> [Work required]
Each entry in the listing below should be restated word for word.

———

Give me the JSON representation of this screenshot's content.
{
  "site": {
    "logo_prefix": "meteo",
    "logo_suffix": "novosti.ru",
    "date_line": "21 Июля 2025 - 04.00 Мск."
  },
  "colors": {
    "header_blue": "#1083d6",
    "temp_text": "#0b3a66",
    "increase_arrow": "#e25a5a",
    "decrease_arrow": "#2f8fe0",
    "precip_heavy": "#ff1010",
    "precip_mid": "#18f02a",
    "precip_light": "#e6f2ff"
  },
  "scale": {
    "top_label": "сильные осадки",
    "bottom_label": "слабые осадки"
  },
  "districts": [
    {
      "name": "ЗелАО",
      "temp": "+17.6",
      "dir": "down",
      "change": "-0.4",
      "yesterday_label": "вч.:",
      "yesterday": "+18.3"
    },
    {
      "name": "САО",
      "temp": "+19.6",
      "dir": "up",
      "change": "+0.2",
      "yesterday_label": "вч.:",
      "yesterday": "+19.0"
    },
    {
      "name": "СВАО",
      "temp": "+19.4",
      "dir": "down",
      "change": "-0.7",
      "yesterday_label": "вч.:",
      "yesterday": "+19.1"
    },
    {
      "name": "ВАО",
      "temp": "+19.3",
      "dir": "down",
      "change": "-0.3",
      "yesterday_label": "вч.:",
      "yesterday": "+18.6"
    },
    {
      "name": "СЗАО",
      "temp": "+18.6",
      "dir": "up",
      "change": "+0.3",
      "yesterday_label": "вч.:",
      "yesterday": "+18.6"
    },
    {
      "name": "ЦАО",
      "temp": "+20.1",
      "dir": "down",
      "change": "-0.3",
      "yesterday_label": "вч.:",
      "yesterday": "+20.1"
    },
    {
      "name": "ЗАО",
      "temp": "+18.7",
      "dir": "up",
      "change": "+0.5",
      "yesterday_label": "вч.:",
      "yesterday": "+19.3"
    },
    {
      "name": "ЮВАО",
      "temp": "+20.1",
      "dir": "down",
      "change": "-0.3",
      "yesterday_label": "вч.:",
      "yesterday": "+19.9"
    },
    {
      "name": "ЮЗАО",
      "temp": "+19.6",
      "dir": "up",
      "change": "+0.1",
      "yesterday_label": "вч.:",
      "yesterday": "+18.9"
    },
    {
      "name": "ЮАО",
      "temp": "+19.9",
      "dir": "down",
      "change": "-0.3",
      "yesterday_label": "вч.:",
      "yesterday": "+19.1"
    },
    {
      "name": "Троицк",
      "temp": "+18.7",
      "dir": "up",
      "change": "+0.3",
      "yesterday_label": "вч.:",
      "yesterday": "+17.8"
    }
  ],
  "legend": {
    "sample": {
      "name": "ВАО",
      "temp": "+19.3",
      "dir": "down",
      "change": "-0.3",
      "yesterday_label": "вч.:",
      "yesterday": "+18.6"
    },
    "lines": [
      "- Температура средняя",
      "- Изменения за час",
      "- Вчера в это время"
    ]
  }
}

———

> [Answer to this problem]
Give me the JSON representation of this screenshot's content.
{
  "site": {
    "logo_prefix": "meteo",
    "logo_suffix": "novosti.ru",
    "date_line": "21 Июля 2025 - 04.00 Мск."
  },
  "colors": {
    "header_blue": "#1083d6",
    "temp_text": "#0b3a66",
    "increase_arrow": "#e25a5a",
    "decrease_arrow": "#2f8fe0",
    "precip_heavy": "#ff1010",
    "precip_mid": "#18f02a",
    "precip_light": "#e6f2ff"
  },
  "scale": {
    "top_label": "сильные осадки",
    "bottom_label": "слабые осадки"
  },
  "districts": [
    {
      "name": "ЗелАО",
      "temp": "+17.6",
      "dir": "down",
      "change": "-0.4",
      "yesterday_label": "вч.:",
      "yesterday": "+18.3"
    },
    {
      "name": "САО",
      "temp": "+19.6",
      "dir": "up",
      "change": "+0.2",
      "yesterday_label": "вч.:",
      "yesterday": "+19.0"
    },
    {
      "name": "СВАО",
      "temp": "+19.4",
      "dir": "down",
      "change": "-0.7",
      "yesterday_label": "вч.:",
      "yesterday": "+19.1"
    },
    {
      "name": "ВАО",
      "temp": "+19.3",
      "dir": "down",
      "change": "-0.3",
      "yesterday_label": "вч.:",
      "yesterday": "+18.6"
    },
    {
      "name": "СЗАО",
      "temp": "+18.6",
      "dir": "up",
      "change": "+0.3",
      "yesterday_label": "вч.:",
      "yesterday": "+18.6"
    },
    {
      "name": "ЦАО",
      "temp": "+20.1",
      "dir": "down",
      "change": "-0.3",
      "yesterday_label": "вч.:",
      "yesterday": "+20.1"
    },
    {
      "name": "ЗАО",
      "temp": "+18.7",
      "dir": "up",
      "change": "+0.5",
      "yesterday_label": "вч.:",
      "yesterday": "+19.3"
    },
    {
      "name": "ЮВАО",
      "temp": "+20.1",
      "dir": "down",
      "change": "-0.3",
      "yesterday_label": "вч.:",
      "yesterday": "+19.9"
    },
    {
      "name": "ЮЗАО",
      "temp": "+19.6",
      "dir": "up",
      "change": "+0.1",
      "yesterday_label": "вч.:",
      "yesterday": "+18.9"
    },
    {
      "name": "ЮАО",
      "temp": "+19.9",
      "dir": "down",
      "change": "-0.3",
      "yesterday_label": "вч.:",
      "yesterday": "+19.1"
    },
    {
      "name": "Троицк",
      "temp": "+18.7",
      "dir": "up",
      "change": "+0.3",
      "yesterday_label": "вч.:",
      "yesterday": "+17.8"
    }
  ],
  "legend": {
    "sample": {
      "name": "ВАО",
      "temp": "+19.3",
      "dir": "down",
      "change": "-0.3",
      "yesterday_label": "вч.:",
      "yesterday": "+18.6"
    },
    "lines": [
      "- Температура средняя",
      "- Изменения за час",
      "- Вчера в это время"
    ]
  }
}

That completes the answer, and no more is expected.